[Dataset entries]

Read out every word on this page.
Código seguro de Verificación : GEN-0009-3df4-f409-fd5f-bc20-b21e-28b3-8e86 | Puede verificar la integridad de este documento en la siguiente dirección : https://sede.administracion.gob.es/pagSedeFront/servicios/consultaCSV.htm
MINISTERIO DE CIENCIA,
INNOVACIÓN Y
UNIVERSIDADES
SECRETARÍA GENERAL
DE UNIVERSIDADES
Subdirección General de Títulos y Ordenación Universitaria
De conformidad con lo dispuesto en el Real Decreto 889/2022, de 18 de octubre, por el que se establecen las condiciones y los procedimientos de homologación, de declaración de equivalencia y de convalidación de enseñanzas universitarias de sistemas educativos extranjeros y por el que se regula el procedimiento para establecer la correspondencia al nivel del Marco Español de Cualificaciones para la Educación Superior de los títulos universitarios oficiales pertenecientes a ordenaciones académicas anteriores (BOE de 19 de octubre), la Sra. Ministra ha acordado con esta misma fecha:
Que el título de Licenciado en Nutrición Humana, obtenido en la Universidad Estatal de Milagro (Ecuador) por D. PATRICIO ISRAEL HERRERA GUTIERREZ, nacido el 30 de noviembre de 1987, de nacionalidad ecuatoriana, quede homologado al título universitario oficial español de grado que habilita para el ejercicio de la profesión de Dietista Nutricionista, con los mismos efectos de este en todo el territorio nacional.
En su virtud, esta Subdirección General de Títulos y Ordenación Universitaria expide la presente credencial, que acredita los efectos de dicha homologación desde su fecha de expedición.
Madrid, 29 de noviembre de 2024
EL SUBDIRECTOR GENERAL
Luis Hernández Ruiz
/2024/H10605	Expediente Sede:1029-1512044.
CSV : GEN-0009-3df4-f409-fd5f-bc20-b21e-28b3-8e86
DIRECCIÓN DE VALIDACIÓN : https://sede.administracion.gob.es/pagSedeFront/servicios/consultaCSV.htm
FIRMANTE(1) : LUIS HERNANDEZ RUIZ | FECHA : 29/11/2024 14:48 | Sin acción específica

▸ WRITTEN TASK:
Write out all of the records above exactly as they appear.

▸ WORKED SOLUTION:
Read out every word on this page.
Código seguro de Verificación : GEN-0009-3df4-f409-fd5f-bc20-b21e-28b3-8e86 | Puede verificar la integridad de este documento en la siguiente dirección : https://sede.administracion.gob.es/pagSedeFront/servicios/consultaCSV.htm
MINISTERIO DE CIENCIA,
INNOVACIÓN Y
UNIVERSIDADES
SECRETARÍA GENERAL
DE UNIVERSIDADES
Subdirección General de Títulos y Ordenación Universitaria
De conformidad con lo dispuesto en el Real Decreto 889/2022, de 18 de octubre, por el que se establecen las condiciones y los procedimientos de homologación, de declaración de equivalencia y de convalidación de enseñanzas universitarias de sistemas educativos extranjeros y por el que se regula el procedimiento para establecer la correspondencia al nivel del Marco Español de Cualificaciones para la Educación Superior de los títulos universitarios oficiales pertenecientes a ordenaciones académicas anteriores (BOE de 19 de octubre), la Sra. Ministra ha acordado con esta misma fecha:
Que el título de Licenciado en Nutrición Humana, obtenido en la Universidad Estatal de Milagro (Ecuador) por D. PATRICIO ISRAEL HERRERA GUTIERREZ, nacido el 30 de noviembre de 1987, de nacionalidad ecuatoriana, quede homologado al título universitario oficial español de grado que habilita para el ejercicio de la profesión de Dietista Nutricionista, con los mismos efectos de este en todo el territorio nacional.
En su virtud, esta Subdirección General de Títulos y Ordenación Universitaria expide la presente credencial, que acredita los efectos de dicha homologación desde su fecha de expedición.
Madrid, 29 de noviembre de 2024
EL SUBDIRECTOR GENERAL
Luis Hernández Ruiz
/2024/H10605	Expediente Sede:1029-1512044.
CSV : GEN-0009-3df4-f409-fd5f-bc20-b21e-28b3-8e86
DIRECCIÓN DE VALIDACIÓN : https://sede.administracion.gob.es/pagSedeFront/servicios/consultaCSV.htm
FIRMANTE(1) : LUIS HERNANDEZ RUIZ | FECHA : 29/11/2024 14:48 | Sin acción específica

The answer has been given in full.